* **TAREFAS PEDIDAS**
1. De acordo com o texto sobre o acordo nuclear entre os EUA e a Arábia Saudita, quantos dias tem o Congresso dos EUA para apresentar uma eventual oposição?
2. Copie, sem qualquer alteração, o trecho do texto sobre o acordo nuclear que vai de "O jornal The" a "exportados pelo país.".

* **EXCERTO SELECIONADO**
- - -
EUA e Arábia Saudita assinam acordo de "cooperação nuclear pacífica"
Os Estados Unidos e a Arábia Saudita chegaram a um acordo para “cooperação nuclear pacífica”, anunciou o Departamento de Energia dos EUA na quarta-feira, dia 22 de julho.
Numa declaração partilhada na rede social X, o departamento norte-americano fala num acordo bilateral que estabelece “as bases jurídicas para uma parceria de várias décadas, no valor de vários milhares de milhões de dólares, que promove vários objetivos económicos e estratégicos prioritários, incluindo a não proliferação nuclear”.
Este acordo, explica ainda, “proporciona um excelente acesso às empresas americanas no âmbito do programa de energia nuclear da Arábia Saudita, beneficiando a indústria, os trabalhadores e as cadeias de abastecimento americanas, ao mesmo tempo que contribui para satisfazer as necessidades energéticas da Arábia Saudita”.
Como explica a Sky News, isto pode mesmo significar que a Arábia Saudita passa a ter a capacidade de enriquecer urânio para o seu programa nuclear, sendo que terá ainda de ser discutido no Congresso dos EUA, que tem 90 dias para apresentar uma eventual oposição.
O jornal The Guardian noticia que este acordo se enquadra nos planos da Arábia Saudita de mudar a produção energética do país para a energia nuclear, de modo a libertar mais petróleo para exportar -- um dos principais bens exportados pelo país.
- - -
Registos extraídos de uma coleção:
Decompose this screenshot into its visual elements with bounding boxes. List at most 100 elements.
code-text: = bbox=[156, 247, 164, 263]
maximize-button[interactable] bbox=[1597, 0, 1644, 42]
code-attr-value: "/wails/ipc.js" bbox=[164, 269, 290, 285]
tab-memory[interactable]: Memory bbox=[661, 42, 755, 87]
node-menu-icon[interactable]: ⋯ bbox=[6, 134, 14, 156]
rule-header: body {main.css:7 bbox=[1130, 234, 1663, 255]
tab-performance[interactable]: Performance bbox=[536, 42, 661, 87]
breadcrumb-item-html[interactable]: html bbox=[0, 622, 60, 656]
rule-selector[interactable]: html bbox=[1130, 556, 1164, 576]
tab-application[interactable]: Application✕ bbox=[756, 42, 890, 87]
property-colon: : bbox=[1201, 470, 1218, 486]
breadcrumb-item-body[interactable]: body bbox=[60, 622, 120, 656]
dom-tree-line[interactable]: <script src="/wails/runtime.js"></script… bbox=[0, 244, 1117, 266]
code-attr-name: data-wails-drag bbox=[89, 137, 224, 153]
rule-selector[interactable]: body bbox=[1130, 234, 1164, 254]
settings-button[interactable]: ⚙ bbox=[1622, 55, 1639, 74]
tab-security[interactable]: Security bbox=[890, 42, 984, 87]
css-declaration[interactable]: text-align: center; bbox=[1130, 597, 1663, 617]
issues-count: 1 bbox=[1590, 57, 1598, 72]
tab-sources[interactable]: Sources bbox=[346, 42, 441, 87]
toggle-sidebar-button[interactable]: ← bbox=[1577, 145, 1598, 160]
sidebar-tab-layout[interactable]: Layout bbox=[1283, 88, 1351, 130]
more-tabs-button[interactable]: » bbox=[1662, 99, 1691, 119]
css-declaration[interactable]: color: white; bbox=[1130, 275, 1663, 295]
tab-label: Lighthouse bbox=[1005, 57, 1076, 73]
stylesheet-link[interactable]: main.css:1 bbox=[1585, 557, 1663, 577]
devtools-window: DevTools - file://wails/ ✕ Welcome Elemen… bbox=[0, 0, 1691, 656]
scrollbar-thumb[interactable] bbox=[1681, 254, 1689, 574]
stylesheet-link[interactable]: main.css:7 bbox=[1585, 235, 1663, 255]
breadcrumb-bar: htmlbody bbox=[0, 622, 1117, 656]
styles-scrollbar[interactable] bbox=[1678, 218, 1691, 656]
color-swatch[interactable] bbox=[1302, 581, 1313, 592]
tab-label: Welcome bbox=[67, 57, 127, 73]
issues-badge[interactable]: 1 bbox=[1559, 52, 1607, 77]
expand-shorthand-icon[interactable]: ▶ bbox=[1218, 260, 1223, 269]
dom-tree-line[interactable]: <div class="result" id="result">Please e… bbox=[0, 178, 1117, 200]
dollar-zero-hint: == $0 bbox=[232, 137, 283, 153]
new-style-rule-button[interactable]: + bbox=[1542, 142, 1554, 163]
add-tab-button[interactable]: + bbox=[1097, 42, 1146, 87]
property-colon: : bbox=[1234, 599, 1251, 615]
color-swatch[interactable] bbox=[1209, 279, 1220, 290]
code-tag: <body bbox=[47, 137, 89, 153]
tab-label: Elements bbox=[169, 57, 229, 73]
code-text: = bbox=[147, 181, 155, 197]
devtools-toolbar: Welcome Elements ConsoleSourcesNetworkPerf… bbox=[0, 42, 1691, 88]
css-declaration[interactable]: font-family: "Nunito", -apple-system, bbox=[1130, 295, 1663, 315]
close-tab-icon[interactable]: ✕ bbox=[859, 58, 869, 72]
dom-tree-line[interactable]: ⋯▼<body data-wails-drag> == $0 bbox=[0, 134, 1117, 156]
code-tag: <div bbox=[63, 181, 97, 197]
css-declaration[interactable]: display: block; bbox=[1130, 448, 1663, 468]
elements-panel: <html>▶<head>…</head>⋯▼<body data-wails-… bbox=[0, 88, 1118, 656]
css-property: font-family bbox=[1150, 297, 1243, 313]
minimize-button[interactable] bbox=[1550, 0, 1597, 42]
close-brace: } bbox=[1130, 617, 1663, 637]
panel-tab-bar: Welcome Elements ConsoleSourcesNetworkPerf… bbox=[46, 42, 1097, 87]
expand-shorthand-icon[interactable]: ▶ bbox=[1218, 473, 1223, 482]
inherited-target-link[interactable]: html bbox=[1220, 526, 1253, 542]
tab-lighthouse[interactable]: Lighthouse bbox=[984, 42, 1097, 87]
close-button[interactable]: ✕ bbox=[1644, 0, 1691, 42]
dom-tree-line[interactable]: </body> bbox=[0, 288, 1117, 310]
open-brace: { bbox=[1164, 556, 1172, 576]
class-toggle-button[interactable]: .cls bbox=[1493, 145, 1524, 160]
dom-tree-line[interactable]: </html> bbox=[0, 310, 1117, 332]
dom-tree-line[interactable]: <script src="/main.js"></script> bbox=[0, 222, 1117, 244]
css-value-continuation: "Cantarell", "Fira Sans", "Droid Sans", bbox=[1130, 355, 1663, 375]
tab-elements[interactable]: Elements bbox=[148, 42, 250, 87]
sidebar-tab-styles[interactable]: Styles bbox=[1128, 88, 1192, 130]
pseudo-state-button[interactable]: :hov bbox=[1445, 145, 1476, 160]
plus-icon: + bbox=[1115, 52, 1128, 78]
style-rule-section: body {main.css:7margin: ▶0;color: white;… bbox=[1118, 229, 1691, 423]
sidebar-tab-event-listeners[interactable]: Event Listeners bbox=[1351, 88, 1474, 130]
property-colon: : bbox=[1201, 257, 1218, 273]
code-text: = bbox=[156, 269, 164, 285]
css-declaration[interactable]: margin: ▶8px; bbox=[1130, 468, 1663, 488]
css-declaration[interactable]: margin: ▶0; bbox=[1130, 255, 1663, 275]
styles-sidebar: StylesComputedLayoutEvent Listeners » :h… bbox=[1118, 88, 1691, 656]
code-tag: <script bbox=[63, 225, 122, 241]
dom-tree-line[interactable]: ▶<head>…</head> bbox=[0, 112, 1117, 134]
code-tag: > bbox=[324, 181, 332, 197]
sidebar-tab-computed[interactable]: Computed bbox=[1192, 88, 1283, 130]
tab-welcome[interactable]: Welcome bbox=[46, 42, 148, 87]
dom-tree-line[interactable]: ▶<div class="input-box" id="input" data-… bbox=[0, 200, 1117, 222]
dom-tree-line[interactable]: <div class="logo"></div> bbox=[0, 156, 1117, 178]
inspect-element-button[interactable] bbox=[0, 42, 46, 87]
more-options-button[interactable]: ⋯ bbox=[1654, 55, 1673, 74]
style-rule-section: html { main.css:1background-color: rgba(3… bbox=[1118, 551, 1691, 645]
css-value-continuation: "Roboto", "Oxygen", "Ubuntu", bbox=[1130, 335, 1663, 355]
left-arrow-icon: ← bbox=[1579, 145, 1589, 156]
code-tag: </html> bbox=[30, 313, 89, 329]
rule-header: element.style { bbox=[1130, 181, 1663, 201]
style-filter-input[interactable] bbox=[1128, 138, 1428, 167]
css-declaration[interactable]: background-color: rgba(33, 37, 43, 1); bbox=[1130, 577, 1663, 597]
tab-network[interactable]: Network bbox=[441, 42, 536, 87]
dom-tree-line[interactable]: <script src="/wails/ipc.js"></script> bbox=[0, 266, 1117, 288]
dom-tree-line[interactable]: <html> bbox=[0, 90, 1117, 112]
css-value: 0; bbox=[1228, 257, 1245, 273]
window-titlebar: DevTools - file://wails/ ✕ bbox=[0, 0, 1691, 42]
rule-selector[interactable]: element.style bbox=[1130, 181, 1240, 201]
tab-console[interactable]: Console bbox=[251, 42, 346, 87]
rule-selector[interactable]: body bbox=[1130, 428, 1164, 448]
- - -
* **RESPOSTAS POR TAREFA**
1. 90 dias.

2.
O jornal The Guardian noticia que este acordo se enquadra nos planos da Arábia Saudita de mudar a produção energética do país para a energia nuclear, de modo a libertar mais petróleo para exportar -- um dos principais bens exportados pelo país.